Goal of the exercise -
Which lines contain the word "JSON"? Return each of them as written.

──────────

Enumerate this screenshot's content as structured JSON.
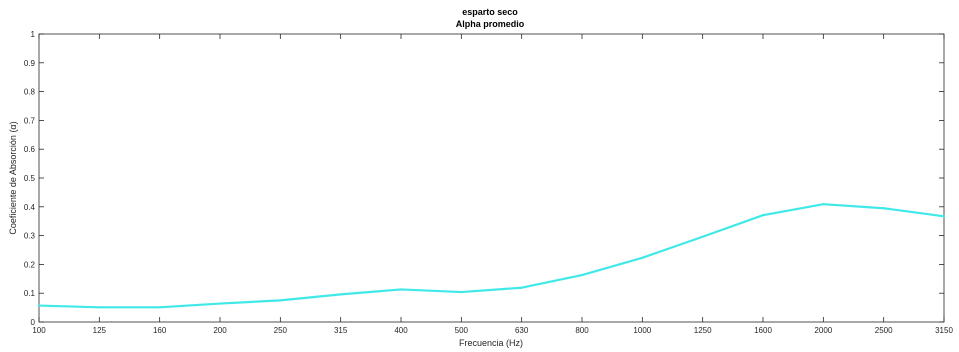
{
  "chart_data": {
    "type": "line",
    "title": "esparto seco",
    "subtitle": "Alpha promedio",
    "xlabel": "Frecuencia (Hz)",
    "ylabel": "Coeficiente de Absorción (α)",
    "categories": [
      "100",
      "125",
      "160",
      "200",
      "250",
      "315",
      "400",
      "500",
      "630",
      "800",
      "1000",
      "1250",
      "1600",
      "2000",
      "2500",
      "3150"
    ],
    "series": [
      {
        "values": [
          0.057,
          0.051,
          0.051,
          0.064,
          0.075,
          0.096,
          0.113,
          0.104,
          0.119,
          0.163,
          0.223,
          0.296,
          0.371,
          0.409,
          0.395,
          0.367
        ],
        "color": "#40E8E8"
      }
    ],
    "ylim": [
      0,
      1
    ],
    "yticks": [
      "0",
      "0.1",
      "0.2",
      "0.3",
      "0.4",
      "0.5",
      "0.6",
      "0.7",
      "0.8",
      "0.9",
      "1"
    ],
    "grid": false,
    "box": true
  }
}
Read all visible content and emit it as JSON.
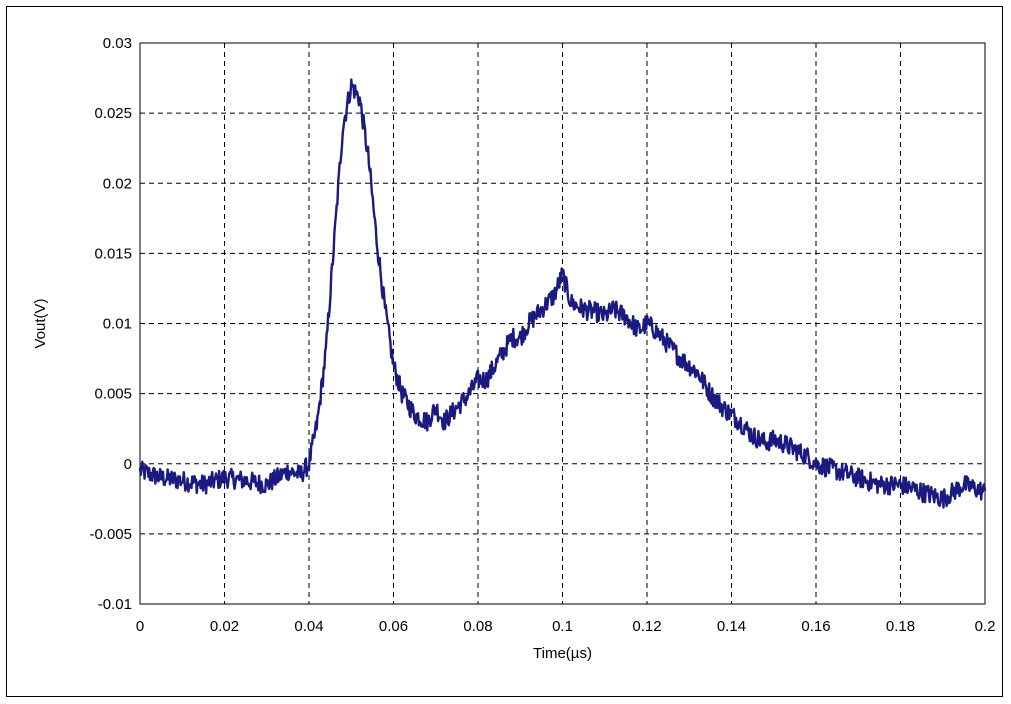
{
  "chart_data": {
    "type": "line",
    "title": "",
    "xlabel": "Time(µs)",
    "ylabel": "Vout(V)",
    "xlim": [
      0,
      0.2
    ],
    "ylim": [
      -0.01,
      0.03
    ],
    "x_ticks": [
      0,
      0.02,
      0.04,
      0.06,
      0.08,
      0.1,
      0.12,
      0.14,
      0.16,
      0.18,
      0.2
    ],
    "x_tick_labels": [
      "0",
      "0.02",
      "0.04",
      "0.06",
      "0.08",
      "0.1",
      "0.12",
      "0.14",
      "0.16",
      "0.18",
      "0.2"
    ],
    "y_ticks": [
      -0.01,
      -0.005,
      0,
      0.005,
      0.01,
      0.015,
      0.02,
      0.025,
      0.03
    ],
    "y_tick_labels": [
      "-0.01",
      "-0.005",
      "0",
      "0.005",
      "0.01",
      "0.015",
      "0.02",
      "0.025",
      "0.03"
    ],
    "grid": true,
    "grid_style": "dashed",
    "legend": "none",
    "series": [
      {
        "color": "#1a1a80",
        "x": [
          0,
          0.005,
          0.01,
          0.015,
          0.02,
          0.025,
          0.03,
          0.035,
          0.038,
          0.04,
          0.042,
          0.044,
          0.046,
          0.048,
          0.05,
          0.052,
          0.054,
          0.056,
          0.058,
          0.06,
          0.062,
          0.065,
          0.068,
          0.07,
          0.072,
          0.075,
          0.078,
          0.08,
          0.082,
          0.085,
          0.088,
          0.09,
          0.092,
          0.095,
          0.098,
          0.1,
          0.102,
          0.105,
          0.108,
          0.11,
          0.112,
          0.115,
          0.118,
          0.12,
          0.122,
          0.125,
          0.128,
          0.13,
          0.132,
          0.135,
          0.138,
          0.14,
          0.142,
          0.145,
          0.148,
          0.15,
          0.152,
          0.155,
          0.158,
          0.16,
          0.165,
          0.17,
          0.175,
          0.18,
          0.185,
          0.19,
          0.195,
          0.2
        ],
        "y": [
          -0.0005,
          -0.001,
          -0.0012,
          -0.0015,
          -0.001,
          -0.0012,
          -0.0015,
          -0.0005,
          -0.0008,
          0.0,
          0.003,
          0.008,
          0.016,
          0.024,
          0.027,
          0.026,
          0.022,
          0.016,
          0.011,
          0.007,
          0.005,
          0.0035,
          0.003,
          0.004,
          0.003,
          0.004,
          0.005,
          0.006,
          0.006,
          0.0075,
          0.009,
          0.009,
          0.01,
          0.011,
          0.012,
          0.0135,
          0.0115,
          0.011,
          0.0108,
          0.0105,
          0.011,
          0.0105,
          0.0095,
          0.01,
          0.0095,
          0.0085,
          0.0075,
          0.007,
          0.0065,
          0.005,
          0.004,
          0.0035,
          0.003,
          0.002,
          0.0015,
          0.0017,
          0.0015,
          0.001,
          0.0005,
          0.0,
          -0.0005,
          -0.001,
          -0.0015,
          -0.0015,
          -0.002,
          -0.0025,
          -0.0015,
          -0.002
        ]
      }
    ]
  }
}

──────────

Task response -
Enumerate this screenshot's content as structured JSON.
Read all visible content and emit it as JSON.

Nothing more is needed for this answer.